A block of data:
◆ ◆ ◆ ◆ ◆
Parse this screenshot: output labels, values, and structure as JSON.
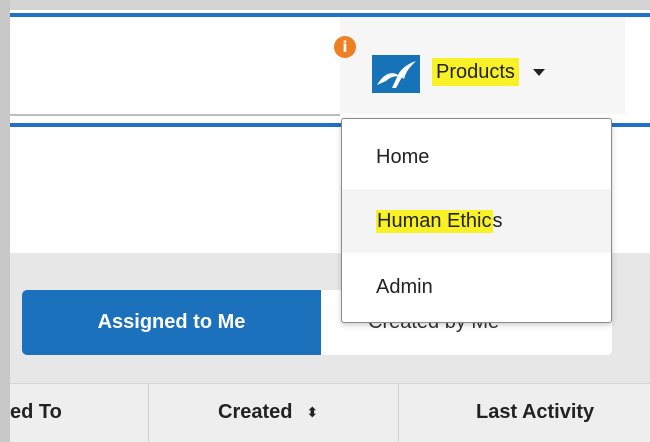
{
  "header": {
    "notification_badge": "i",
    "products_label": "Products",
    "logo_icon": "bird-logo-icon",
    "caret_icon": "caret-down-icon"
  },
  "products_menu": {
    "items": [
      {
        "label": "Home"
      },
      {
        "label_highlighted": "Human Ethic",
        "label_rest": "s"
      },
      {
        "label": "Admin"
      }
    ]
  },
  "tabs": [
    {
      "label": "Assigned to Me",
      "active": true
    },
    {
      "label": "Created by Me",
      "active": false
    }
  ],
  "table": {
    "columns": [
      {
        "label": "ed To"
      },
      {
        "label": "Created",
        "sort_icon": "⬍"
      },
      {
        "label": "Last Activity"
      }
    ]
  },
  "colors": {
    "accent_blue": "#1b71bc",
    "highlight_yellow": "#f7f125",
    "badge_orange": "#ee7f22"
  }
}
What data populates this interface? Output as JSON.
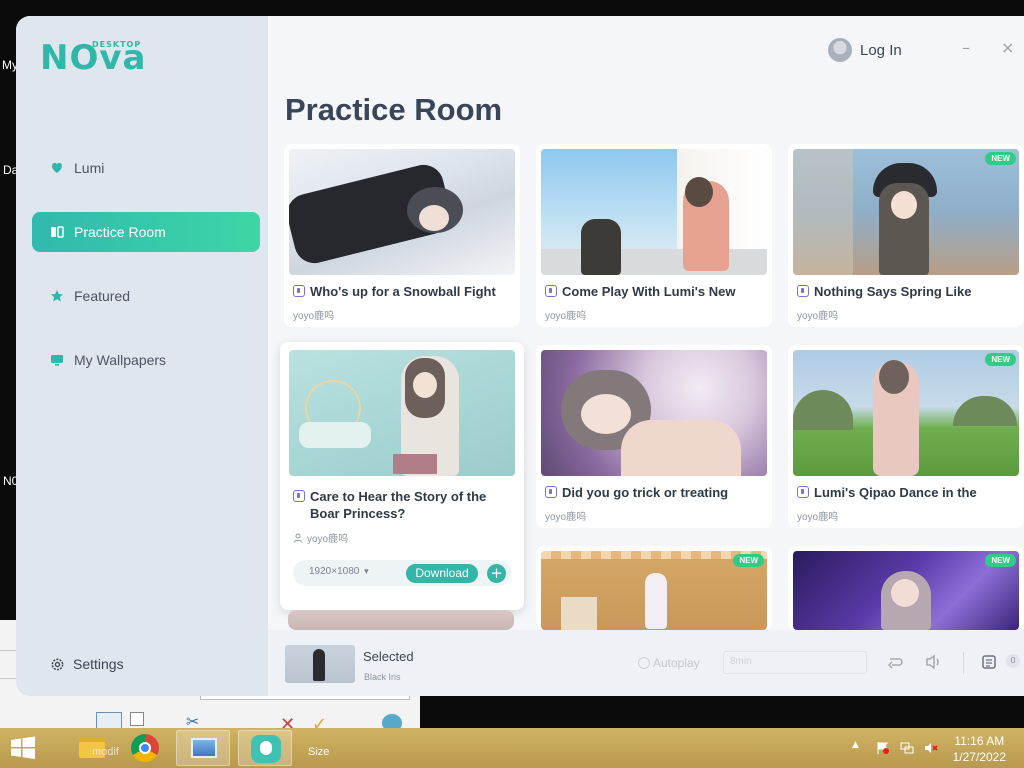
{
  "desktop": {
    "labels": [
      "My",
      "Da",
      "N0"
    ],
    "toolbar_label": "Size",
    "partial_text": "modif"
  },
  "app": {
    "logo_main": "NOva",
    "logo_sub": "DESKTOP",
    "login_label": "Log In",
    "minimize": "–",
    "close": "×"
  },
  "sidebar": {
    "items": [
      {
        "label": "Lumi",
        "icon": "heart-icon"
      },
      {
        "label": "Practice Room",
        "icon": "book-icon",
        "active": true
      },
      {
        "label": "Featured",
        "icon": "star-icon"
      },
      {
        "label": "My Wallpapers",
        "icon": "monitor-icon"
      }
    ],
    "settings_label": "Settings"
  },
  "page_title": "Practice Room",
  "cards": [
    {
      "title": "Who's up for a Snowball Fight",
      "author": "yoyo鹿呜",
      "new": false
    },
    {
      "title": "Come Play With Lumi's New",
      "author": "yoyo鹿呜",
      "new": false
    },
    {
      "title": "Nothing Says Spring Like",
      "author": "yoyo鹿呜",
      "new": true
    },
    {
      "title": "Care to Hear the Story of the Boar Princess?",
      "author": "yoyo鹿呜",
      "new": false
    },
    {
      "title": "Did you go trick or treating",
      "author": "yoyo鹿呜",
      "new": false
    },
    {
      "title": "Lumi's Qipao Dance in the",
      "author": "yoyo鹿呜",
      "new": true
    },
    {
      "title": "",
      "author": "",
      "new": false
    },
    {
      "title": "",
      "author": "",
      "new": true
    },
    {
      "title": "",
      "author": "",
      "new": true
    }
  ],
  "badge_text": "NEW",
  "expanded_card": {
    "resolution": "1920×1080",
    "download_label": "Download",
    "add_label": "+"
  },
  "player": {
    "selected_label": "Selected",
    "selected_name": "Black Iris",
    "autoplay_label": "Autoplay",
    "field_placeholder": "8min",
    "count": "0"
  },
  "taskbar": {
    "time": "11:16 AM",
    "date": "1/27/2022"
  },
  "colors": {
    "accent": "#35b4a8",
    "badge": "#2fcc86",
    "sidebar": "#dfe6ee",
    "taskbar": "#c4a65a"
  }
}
◆ ◆ ◆ ◆ ◆
» **Do this**:
Take the listing above and restate it word for word, without its pictures.

» **Problem solution**:
Parse this screenshot: output labels, values, and structure as JSON.
{
  "header": {
    "notification_badge": "i",
    "products_label": "Products",
    "logo_icon": "bird-logo-icon",
    "caret_icon": "caret-down-icon"
  },
  "products_menu": {
    "items": [
      {
        "label": "Home"
      },
      {
        "label_highlighted": "Human Ethic",
        "label_rest": "s"
      },
      {
        "label": "Admin"
      }
    ]
  },
  "tabs": [
    {
      "label": "Assigned to Me",
      "active": true
    },
    {
      "label": "Created by Me",
      "active": false
    }
  ],
  "table": {
    "columns": [
      {
        "label": "ed To"
      },
      {
        "label": "Created",
        "sort_icon": "⬍"
      },
      {
        "label": "Last Activity"
      }
    ]
  },
  "colors": {
    "accent_blue": "#1b71bc",
    "highlight_yellow": "#f7f125",
    "badge_orange": "#ee7f22"
  }
}
What data populates this interface? Output as JSON.
{
  "desktop": {
    "labels": [
      "My",
      "Da",
      "N0"
    ],
    "toolbar_label": "Size",
    "partial_text": "modif"
  },
  "app": {
    "logo_main": "NOva",
    "logo_sub": "DESKTOP",
    "login_label": "Log In",
    "minimize": "–",
    "close": "×"
  },
  "sidebar": {
    "items": [
      {
        "label": "Lumi",
        "icon": "heart-icon"
      },
      {
        "label": "Practice Room",
        "icon": "book-icon",
        "active": true
      },
      {
        "label": "Featured",
        "icon": "star-icon"
      },
      {
        "label": "My Wallpapers",
        "icon": "monitor-icon"
      }
    ],
    "settings_label": "Settings"
  },
  "page_title": "Practice Room",
  "cards": [
    {
      "title": "Who's up for a Snowball Fight",
      "author": "yoyo鹿呜",
      "new": false
    },
    {
      "title": "Come Play With Lumi's New",
      "author": "yoyo鹿呜",
      "new": false
    },
    {
      "title": "Nothing Says Spring Like",
      "author": "yoyo鹿呜",
      "new": true
    },
    {
      "title": "Care to Hear the Story of the Boar Princess?",
      "author": "yoyo鹿呜",
      "new": false
    },
    {
      "title": "Did you go trick or treating",
      "author": "yoyo鹿呜",
      "new": false
    },
    {
      "title": "Lumi's Qipao Dance in the",
      "author": "yoyo鹿呜",
      "new": true
    },
    {
      "title": "",
      "author": "",
      "new": false
    },
    {
      "title": "",
      "author": "",
      "new": true
    },
    {
      "title": "",
      "author": "",
      "new": true
    }
  ],
  "badge_text": "NEW",
  "expanded_card": {
    "resolution": "1920×1080",
    "download_label": "Download",
    "add_label": "+"
  },
  "player": {
    "selected_label": "Selected",
    "selected_name": "Black Iris",
    "autoplay_label": "Autoplay",
    "field_placeholder": "8min",
    "count": "0"
  },
  "taskbar": {
    "time": "11:16 AM",
    "date": "1/27/2022"
  },
  "colors": {
    "accent": "#35b4a8",
    "badge": "#2fcc86",
    "sidebar": "#dfe6ee",
    "taskbar": "#c4a65a"
  }
}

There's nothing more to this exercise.